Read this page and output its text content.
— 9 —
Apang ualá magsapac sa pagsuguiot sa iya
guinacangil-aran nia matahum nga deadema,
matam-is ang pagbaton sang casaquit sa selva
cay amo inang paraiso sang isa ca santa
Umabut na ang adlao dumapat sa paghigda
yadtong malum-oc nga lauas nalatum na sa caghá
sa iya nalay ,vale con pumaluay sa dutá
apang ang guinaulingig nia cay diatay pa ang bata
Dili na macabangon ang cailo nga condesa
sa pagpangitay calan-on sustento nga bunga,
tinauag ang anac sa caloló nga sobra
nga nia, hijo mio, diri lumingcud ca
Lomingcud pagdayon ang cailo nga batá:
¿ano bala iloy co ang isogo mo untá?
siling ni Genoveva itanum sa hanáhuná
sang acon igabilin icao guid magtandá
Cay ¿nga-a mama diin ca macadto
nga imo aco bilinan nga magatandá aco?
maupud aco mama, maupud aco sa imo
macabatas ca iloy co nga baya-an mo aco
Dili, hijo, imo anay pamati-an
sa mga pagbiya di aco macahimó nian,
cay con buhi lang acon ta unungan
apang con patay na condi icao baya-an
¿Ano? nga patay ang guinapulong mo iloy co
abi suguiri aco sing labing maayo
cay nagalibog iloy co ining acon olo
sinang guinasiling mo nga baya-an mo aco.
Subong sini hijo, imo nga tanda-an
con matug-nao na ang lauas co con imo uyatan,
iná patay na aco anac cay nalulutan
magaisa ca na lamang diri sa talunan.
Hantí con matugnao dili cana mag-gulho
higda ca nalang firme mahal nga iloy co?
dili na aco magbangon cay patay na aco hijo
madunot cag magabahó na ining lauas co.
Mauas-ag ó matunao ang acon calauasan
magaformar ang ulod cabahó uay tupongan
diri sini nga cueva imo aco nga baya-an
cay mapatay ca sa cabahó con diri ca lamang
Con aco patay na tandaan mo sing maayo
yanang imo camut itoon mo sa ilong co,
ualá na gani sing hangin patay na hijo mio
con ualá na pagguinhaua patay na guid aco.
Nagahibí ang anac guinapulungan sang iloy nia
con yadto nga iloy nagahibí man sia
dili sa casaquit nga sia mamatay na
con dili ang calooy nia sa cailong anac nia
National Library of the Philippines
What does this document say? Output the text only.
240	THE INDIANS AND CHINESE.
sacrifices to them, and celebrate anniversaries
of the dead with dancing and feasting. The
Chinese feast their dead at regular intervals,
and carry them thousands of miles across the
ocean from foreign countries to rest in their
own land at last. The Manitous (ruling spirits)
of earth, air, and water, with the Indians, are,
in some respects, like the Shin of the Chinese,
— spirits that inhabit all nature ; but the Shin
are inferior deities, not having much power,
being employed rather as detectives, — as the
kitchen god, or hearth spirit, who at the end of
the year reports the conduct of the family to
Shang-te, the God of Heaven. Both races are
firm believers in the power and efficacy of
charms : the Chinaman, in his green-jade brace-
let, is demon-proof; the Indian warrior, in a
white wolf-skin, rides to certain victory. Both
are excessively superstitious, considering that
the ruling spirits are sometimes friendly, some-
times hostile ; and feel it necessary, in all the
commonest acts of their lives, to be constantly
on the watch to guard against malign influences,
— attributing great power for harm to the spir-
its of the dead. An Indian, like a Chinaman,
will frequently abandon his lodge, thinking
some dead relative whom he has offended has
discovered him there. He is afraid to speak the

Directive
Using the records above, copy every line that has the word "ualá" in it.

Correct output
Apang ualá magsapac sa pagsuguiot sa iya
ualá na gani sing hangin patay na hijo mio
con ualá na pagguinhaua patay na guid aco.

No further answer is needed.